Set problem:
Copy every record below, exactly as written.
───── Rows
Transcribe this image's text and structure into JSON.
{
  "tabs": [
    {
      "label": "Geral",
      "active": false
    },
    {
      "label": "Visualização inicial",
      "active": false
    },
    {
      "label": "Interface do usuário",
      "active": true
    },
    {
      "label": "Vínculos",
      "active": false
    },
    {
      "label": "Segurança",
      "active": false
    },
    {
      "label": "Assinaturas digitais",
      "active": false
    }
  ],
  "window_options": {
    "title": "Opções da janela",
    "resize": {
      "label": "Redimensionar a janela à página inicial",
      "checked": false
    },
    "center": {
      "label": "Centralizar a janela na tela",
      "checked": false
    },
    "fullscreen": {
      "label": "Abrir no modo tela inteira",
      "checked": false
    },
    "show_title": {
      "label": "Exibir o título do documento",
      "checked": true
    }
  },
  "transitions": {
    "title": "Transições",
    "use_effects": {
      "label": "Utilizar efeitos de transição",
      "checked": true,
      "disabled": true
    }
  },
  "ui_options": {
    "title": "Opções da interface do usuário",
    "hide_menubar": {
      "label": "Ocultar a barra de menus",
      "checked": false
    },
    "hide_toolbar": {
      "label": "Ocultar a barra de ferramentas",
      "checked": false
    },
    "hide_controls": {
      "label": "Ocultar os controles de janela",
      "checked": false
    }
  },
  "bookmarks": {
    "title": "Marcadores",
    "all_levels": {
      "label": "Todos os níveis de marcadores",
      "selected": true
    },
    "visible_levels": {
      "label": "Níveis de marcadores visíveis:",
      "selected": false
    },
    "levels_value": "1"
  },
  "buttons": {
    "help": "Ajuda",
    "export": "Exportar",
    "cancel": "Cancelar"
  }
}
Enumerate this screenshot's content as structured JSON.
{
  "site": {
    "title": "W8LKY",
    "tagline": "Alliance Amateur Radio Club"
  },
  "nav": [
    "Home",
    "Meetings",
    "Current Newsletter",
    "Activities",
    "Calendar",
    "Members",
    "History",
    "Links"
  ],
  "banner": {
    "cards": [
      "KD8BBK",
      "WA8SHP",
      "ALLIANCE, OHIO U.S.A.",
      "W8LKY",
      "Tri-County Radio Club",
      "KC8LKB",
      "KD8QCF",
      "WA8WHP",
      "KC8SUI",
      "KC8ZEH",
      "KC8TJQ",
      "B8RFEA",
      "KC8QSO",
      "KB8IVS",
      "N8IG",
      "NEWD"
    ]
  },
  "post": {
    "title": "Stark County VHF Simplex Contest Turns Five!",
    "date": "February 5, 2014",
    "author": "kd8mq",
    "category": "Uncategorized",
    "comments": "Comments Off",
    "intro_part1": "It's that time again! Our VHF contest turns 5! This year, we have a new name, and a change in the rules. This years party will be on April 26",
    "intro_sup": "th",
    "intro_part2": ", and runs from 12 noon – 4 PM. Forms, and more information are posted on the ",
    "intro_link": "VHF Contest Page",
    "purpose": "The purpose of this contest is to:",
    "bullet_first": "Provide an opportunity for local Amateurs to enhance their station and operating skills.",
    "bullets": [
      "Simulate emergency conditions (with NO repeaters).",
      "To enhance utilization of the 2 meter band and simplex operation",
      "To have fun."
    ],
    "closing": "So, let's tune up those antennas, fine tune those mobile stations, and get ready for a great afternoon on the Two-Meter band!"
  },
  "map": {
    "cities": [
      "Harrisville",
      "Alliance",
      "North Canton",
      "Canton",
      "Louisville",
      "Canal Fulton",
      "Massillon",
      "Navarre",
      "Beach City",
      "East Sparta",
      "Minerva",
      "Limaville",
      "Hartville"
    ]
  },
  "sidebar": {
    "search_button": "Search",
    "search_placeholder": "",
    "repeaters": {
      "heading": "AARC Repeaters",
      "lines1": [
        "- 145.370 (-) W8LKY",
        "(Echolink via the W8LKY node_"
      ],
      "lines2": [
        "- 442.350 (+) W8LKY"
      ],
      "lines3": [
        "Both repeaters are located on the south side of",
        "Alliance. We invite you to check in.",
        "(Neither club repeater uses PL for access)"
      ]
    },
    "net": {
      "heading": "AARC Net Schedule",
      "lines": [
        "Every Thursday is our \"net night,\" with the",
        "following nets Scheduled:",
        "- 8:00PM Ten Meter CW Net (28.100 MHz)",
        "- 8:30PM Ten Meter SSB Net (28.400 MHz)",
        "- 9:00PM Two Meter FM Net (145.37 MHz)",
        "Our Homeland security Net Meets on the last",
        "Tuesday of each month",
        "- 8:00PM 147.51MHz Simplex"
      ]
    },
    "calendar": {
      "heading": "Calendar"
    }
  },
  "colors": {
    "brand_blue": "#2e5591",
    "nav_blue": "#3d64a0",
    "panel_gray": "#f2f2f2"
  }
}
──────────
Result of this exercise:
Transcribe this image's text and structure into JSON.
{
  "tabs": [
    {
      "label": "Geral",
      "active": false
    },
    {
      "label": "Visualização inicial",
      "active": false
    },
    {
      "label": "Interface do usuário",
      "active": true
    },
    {
      "label": "Vínculos",
      "active": false
    },
    {
      "label": "Segurança",
      "active": false
    },
    {
      "label": "Assinaturas digitais",
      "active": false
    }
  ],
  "window_options": {
    "title": "Opções da janela",
    "resize": {
      "label": "Redimensionar a janela à página inicial",
      "checked": false
    },
    "center": {
      "label": "Centralizar a janela na tela",
      "checked": false
    },
    "fullscreen": {
      "label": "Abrir no modo tela inteira",
      "checked": false
    },
    "show_title": {
      "label": "Exibir o título do documento",
      "checked": true
    }
  },
  "transitions": {
    "title": "Transições",
    "use_effects": {
      "label": "Utilizar efeitos de transição",
      "checked": true,
      "disabled": true
    }
  },
  "ui_options": {
    "title": "Opções da interface do usuário",
    "hide_menubar": {
      "label": "Ocultar a barra de menus",
      "checked": false
    },
    "hide_toolbar": {
      "label": "Ocultar a barra de ferramentas",
      "checked": false
    },
    "hide_controls": {
      "label": "Ocultar os controles de janela",
      "checked": false
    }
  },
  "bookmarks": {
    "title": "Marcadores",
    "all_levels": {
      "label": "Todos os níveis de marcadores",
      "selected": true
    },
    "visible_levels": {
      "label": "Níveis de marcadores visíveis:",
      "selected": false
    },
    "levels_value": "1"
  },
  "buttons": {
    "help": "Ajuda",
    "export": "Exportar",
    "cancel": "Cancelar"
  }
}
Enumerate this screenshot's content as structured JSON.
{
  "site": {
    "title": "W8LKY",
    "tagline": "Alliance Amateur Radio Club"
  },
  "nav": [
    "Home",
    "Meetings",
    "Current Newsletter",
    "Activities",
    "Calendar",
    "Members",
    "History",
    "Links"
  ],
  "banner": {
    "cards": [
      "KD8BBK",
      "WA8SHP",
      "ALLIANCE, OHIO U.S.A.",
      "W8LKY",
      "Tri-County Radio Club",
      "KC8LKB",
      "KD8QCF",
      "WA8WHP",
      "KC8SUI",
      "KC8ZEH",
      "KC8TJQ",
      "B8RFEA",
      "KC8QSO",
      "KB8IVS",
      "N8IG",
      "NEWD"
    ]
  },
  "post": {
    "title": "Stark County VHF Simplex Contest Turns Five!",
    "date": "February 5, 2014",
    "author": "kd8mq",
    "category": "Uncategorized",
    "comments": "Comments Off",
    "intro_part1": "It's that time again! Our VHF contest turns 5! This year, we have a new name, and a change in the rules. This years party will be on April 26",
    "intro_sup": "th",
    "intro_part2": ", and runs from 12 noon – 4 PM. Forms, and more information are posted on the ",
    "intro_link": "VHF Contest Page",
    "purpose": "The purpose of this contest is to:",
    "bullet_first": "Provide an opportunity for local Amateurs to enhance their station and operating skills.",
    "bullets": [
      "Simulate emergency conditions (with NO repeaters).",
      "To enhance utilization of the 2 meter band and simplex operation",
      "To have fun."
    ],
    "closing": "So, let's tune up those antennas, fine tune those mobile stations, and get ready for a great afternoon on the Two-Meter band!"
  },
  "map": {
    "cities": [
      "Harrisville",
      "Alliance",
      "North Canton",
      "Canton",
      "Louisville",
      "Canal Fulton",
      "Massillon",
      "Navarre",
      "Beach City",
      "East Sparta",
      "Minerva",
      "Limaville",
      "Hartville"
    ]
  },
  "sidebar": {
    "search_button": "Search",
    "search_placeholder": "",
    "repeaters": {
      "heading": "AARC Repeaters",
      "lines1": [
        "- 145.370 (-) W8LKY",
        "(Echolink via the W8LKY node_"
      ],
      "lines2": [
        "- 442.350 (+) W8LKY"
      ],
      "lines3": [
        "Both repeaters are located on the south side of",
        "Alliance. We invite you to check in.",
        "(Neither club repeater uses PL for access)"
      ]
    },
    "net": {
      "heading": "AARC Net Schedule",
      "lines": [
        "Every Thursday is our \"net night,\" with the",
        "following nets Scheduled:",
        "- 8:00PM Ten Meter CW Net (28.100 MHz)",
        "- 8:30PM Ten Meter SSB Net (28.400 MHz)",
        "- 9:00PM Two Meter FM Net (145.37 MHz)",
        "Our Homeland security Net Meets on the last",
        "Tuesday of each month",
        "- 8:00PM 147.51MHz Simplex"
      ]
    },
    "calendar": {
      "heading": "Calendar"
    }
  },
  "colors": {
    "brand_blue": "#2e5591",
    "nav_blue": "#3d64a0",
    "panel_gray": "#f2f2f2"
  }
}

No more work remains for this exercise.